[Dataset entries]
******************************
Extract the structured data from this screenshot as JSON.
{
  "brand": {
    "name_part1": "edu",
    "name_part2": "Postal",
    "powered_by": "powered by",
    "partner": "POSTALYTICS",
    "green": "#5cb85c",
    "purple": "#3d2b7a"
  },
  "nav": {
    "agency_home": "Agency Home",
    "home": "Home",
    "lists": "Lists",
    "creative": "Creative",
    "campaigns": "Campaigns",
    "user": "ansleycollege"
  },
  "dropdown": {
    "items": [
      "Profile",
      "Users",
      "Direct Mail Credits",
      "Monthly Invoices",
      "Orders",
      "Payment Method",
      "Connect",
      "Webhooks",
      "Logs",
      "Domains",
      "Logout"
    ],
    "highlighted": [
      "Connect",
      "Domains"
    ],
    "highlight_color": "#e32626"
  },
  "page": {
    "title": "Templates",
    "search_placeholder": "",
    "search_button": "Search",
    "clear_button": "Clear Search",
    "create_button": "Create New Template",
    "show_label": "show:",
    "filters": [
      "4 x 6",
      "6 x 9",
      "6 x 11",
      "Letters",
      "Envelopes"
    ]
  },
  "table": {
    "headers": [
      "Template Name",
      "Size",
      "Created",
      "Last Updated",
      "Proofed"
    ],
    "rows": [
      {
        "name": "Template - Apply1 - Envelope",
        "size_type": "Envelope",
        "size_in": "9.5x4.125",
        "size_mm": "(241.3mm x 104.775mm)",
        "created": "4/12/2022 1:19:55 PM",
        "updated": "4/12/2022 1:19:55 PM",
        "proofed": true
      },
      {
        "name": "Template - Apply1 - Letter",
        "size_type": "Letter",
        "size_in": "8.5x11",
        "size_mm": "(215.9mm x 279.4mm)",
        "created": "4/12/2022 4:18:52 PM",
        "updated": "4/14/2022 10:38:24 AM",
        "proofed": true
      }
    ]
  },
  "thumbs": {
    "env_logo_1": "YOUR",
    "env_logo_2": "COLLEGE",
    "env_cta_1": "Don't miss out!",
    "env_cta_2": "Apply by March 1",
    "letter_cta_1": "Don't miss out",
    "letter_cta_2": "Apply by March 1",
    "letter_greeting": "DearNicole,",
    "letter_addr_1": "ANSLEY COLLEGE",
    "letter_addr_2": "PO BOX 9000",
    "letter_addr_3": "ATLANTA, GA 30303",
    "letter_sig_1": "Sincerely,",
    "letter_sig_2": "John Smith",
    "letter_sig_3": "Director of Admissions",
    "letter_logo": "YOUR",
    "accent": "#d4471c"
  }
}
******************************
Your objective — Write every record out again, unaltered.

Task result —
Extract the structured data from this screenshot as JSON.
{
  "brand": {
    "name_part1": "edu",
    "name_part2": "Postal",
    "powered_by": "powered by",
    "partner": "POSTALYTICS",
    "green": "#5cb85c",
    "purple": "#3d2b7a"
  },
  "nav": {
    "agency_home": "Agency Home",
    "home": "Home",
    "lists": "Lists",
    "creative": "Creative",
    "campaigns": "Campaigns",
    "user": "ansleycollege"
  },
  "dropdown": {
    "items": [
      "Profile",
      "Users",
      "Direct Mail Credits",
      "Monthly Invoices",
      "Orders",
      "Payment Method",
      "Connect",
      "Webhooks",
      "Logs",
      "Domains",
      "Logout"
    ],
    "highlighted": [
      "Connect",
      "Domains"
    ],
    "highlight_color": "#e32626"
  },
  "page": {
    "title": "Templates",
    "search_placeholder": "",
    "search_button": "Search",
    "clear_button": "Clear Search",
    "create_button": "Create New Template",
    "show_label": "show:",
    "filters": [
      "4 x 6",
      "6 x 9",
      "6 x 11",
      "Letters",
      "Envelopes"
    ]
  },
  "table": {
    "headers": [
      "Template Name",
      "Size",
      "Created",
      "Last Updated",
      "Proofed"
    ],
    "rows": [
      {
        "name": "Template - Apply1 - Envelope",
        "size_type": "Envelope",
        "size_in": "9.5x4.125",
        "size_mm": "(241.3mm x 104.775mm)",
        "created": "4/12/2022 1:19:55 PM",
        "updated": "4/12/2022 1:19:55 PM",
        "proofed": true
      },
      {
        "name": "Template - Apply1 - Letter",
        "size_type": "Letter",
        "size_in": "8.5x11",
        "size_mm": "(215.9mm x 279.4mm)",
        "created": "4/12/2022 4:18:52 PM",
        "updated": "4/14/2022 10:38:24 AM",
        "proofed": true
      }
    ]
  },
  "thumbs": {
    "env_logo_1": "YOUR",
    "env_logo_2": "COLLEGE",
    "env_cta_1": "Don't miss out!",
    "env_cta_2": "Apply by March 1",
    "letter_cta_1": "Don't miss out",
    "letter_cta_2": "Apply by March 1",
    "letter_greeting": "DearNicole,",
    "letter_addr_1": "ANSLEY COLLEGE",
    "letter_addr_2": "PO BOX 9000",
    "letter_addr_3": "ATLANTA, GA 30303",
    "letter_sig_1": "Sincerely,",
    "letter_sig_2": "John Smith",
    "letter_sig_3": "Director of Admissions",
    "letter_logo": "YOUR",
    "accent": "#d4471c"
  }
}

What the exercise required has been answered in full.